TAREA BREVE A
Según el texto sobre razonamiento en Isabelle/HOL, ¿qué valor debe dar factR 4?

Rel 11 (sol)

chapter ‹ R11: Razonamiento sobre programas en Isabelle/HOL (II)›
 
theory R11_sol
imports Main 
begin


text ‹ --------------------------------------------------------------- 
   En toda la relación de ejercicios las demostraciones han de realizarse
   de las formas siguientes:
    + automática
    + en el ejercicio 1.2, la prueba detallada usando "simp only:..."
      (bien de forma declarativa o aplicativa) 
    + en los ejercicios 5, 6 y 7 sólo es necesario hacer la demostración 
      detallada usando "simp", sin llegar al detalle de usar "simp only:..."
  ------------------------------------------------------------------ ›
    
text ‹ --------------------------------------------------------------- 
  Ejercicio 1.1. Definir la función
    factR :: nat ⇒ nat
  tal que (factR n) es el factorial de n. Por ejemplo,
    factR 4 = 24
  ------------------------------------------------------------------ ›
 
fun factR :: "nat ⇒ nat" where
  "factR 0       = 1"
| "factR (Suc n) = Suc n * factR n"
 
value "factR 4" ― ‹= 24›
 
text ‹ --------------------------------------------------------------- 
  Ejercicio 1.2. Se considera la siguiente definición iterativa de la
  función factorial 
     factI :: "nat ⇒ nat" where
     factI n = factI' n 1
 
     factI' :: nat ⇒ nat ⇒ nat" where
     factI' 0       x = x
     factI' (Suc n) x = factI' n (Suc n)*x
  Demostrar que, para todo n y todo x, se tiene 
     factI' n x = x * factR n
  ------------------------------------------------------------------- ›
 
fun factI' :: "nat ⇒ nat ⇒ nat" where
  "factI' 0       x = x"
| "factI' (Suc n) x = factI' n (x* (Suc n))"
 
fun factI :: "nat ⇒ nat" where
  "factI n = factI' n 1"
 
 ― ‹Demostración automática:›
lemma "factI' n x = x * factR n"  
  by (induct n arbitrary: x) 
    (auto simp del: mult_Suc)

 ― ‹Demostración en lenguaje natural:
Por inducción en n con x arbitrario, hay que probar 
     ∀n. (∀x. factI' n x = x * factR n)

+ Caso base:  hay que probar ∀x. factI' 0 x = x * factR 0
  En efecto, para cualquier x, se tiene factI' 0 x = x * factR 0,
  aplicando directamenta las definiciones de ambas funciones.

+ Paso inductivo:
  + HI: ∀x. factI' n x = x * factR n
  + Hay que probar  ∀x. factI' (n+1) x = x * factR (n+1)
  En efecto, sea a cualquiera
     factI' (n+1) a       = (por def. de factI')
     factI' n (a*(n+1))   = (por HI, para x = a*(n+1))
     (a*(n+1))*(factR n)  = (asociativa de *)
     a*((n+1)*(factR n))  = (def. de factR)
     a*(factR (n+1))
›

― ‹Demostración estructurada:›
lemma "factI' n x = x * factR n"
proof (induct n arbitrary: x)
  show "⋀x. factI' 0 x = x * factR 0" by simp
next
  fix n
  assume HI: "⋀x. factI' n x = x * factR n"

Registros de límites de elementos
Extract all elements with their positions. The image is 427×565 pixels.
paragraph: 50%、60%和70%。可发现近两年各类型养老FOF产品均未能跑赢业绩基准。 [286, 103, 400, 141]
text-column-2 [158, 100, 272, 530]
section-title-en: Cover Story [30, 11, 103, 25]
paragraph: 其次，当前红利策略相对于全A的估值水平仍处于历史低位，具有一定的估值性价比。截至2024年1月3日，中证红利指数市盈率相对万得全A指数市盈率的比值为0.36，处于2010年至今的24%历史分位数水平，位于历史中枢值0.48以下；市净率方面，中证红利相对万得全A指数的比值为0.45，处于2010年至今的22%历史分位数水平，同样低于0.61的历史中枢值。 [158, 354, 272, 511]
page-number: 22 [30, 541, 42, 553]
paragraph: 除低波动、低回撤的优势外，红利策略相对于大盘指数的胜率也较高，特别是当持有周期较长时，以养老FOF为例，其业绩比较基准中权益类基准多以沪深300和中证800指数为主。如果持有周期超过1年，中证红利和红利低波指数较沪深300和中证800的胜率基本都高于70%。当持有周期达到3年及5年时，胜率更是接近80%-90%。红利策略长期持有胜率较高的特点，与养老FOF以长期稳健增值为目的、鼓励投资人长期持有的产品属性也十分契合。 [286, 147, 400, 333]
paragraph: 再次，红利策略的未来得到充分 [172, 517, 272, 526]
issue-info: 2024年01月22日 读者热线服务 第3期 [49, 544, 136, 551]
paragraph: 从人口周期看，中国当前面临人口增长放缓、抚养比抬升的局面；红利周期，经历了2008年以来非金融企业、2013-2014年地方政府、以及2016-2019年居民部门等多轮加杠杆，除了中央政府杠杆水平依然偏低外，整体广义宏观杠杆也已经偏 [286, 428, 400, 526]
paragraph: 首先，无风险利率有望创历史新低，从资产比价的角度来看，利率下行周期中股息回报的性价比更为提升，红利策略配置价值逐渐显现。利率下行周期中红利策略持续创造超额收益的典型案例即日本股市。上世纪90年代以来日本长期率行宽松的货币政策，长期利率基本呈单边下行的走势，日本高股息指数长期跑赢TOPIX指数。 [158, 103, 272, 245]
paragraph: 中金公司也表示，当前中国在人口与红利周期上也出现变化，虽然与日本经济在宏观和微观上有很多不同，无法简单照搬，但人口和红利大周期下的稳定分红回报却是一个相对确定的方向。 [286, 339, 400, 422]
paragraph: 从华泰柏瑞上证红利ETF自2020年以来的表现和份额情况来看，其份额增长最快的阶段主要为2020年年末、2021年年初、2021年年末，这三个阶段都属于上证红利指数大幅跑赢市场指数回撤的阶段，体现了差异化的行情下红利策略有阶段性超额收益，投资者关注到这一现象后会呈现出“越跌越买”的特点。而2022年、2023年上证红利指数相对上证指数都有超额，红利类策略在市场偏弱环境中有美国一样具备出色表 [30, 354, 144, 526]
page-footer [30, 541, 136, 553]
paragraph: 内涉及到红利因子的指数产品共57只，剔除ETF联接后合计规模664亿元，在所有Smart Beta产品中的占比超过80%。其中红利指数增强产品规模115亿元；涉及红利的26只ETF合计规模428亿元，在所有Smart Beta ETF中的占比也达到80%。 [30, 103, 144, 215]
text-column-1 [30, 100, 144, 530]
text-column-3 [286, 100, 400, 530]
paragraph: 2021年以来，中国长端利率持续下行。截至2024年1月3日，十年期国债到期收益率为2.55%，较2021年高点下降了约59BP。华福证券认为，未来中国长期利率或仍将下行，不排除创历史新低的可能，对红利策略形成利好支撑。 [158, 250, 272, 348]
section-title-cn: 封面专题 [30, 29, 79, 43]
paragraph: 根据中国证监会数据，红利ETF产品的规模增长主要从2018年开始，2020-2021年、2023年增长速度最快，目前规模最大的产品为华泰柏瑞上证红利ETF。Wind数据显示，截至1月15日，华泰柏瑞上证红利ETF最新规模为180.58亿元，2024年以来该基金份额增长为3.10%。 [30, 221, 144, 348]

TAREA BREVE B
Reescriba los registros desde su comienzo hasta la línea que contiene "paragraph: 再次，红利策略的未来得到充分 [172, 517, 272, 526]", ambas incluidas, cambiando "Cover Story" por "Portada" sin alterar nada más.

RESPUESTA ESCRITA A
24

RESPUESTA ESCRITA B
Extract all elements with their positions. The image is 427×565 pixels.
paragraph: 50%、60%和70%。可发现近两年各类型养老FOF产品均未能跑赢业绩基准。 [286, 103, 400, 141]
text-column-2 [158, 100, 272, 530]
section-title-en: Portada [30, 11, 103, 25]
paragraph: 其次，当前红利策略相对于全A的估值水平仍处于历史低位，具有一定的估值性价比。截至2024年1月3日，中证红利指数市盈率相对万得全A指数市盈率的比值为0.36，处于2010年至今的24%历史分位数水平，位于历史中枢值0.48以下；市净率方面，中证红利相对万得全A指数的比值为0.45，处于2010年至今的22%历史分位数水平，同样低于0.61的历史中枢值。 [158, 354, 272, 511]
page-number: 22 [30, 541, 42, 553]
paragraph: 除低波动、低回撤的优势外，红利策略相对于大盘指数的胜率也较高，特别是当持有周期较长时，以养老FOF为例，其业绩比较基准中权益类基准多以沪深300和中证800指数为主。如果持有周期超过1年，中证红利和红利低波指数较沪深300和中证800的胜率基本都高于70%。当持有周期达到3年及5年时，胜率更是接近80%-90%。红利策略长期持有胜率较高的特点，与养老FOF以长期稳健增值为目的、鼓励投资人长期持有的产品属性也十分契合。 [286, 147, 400, 333]
paragraph: 再次，红利策略的未来得到充分 [172, 517, 272, 526]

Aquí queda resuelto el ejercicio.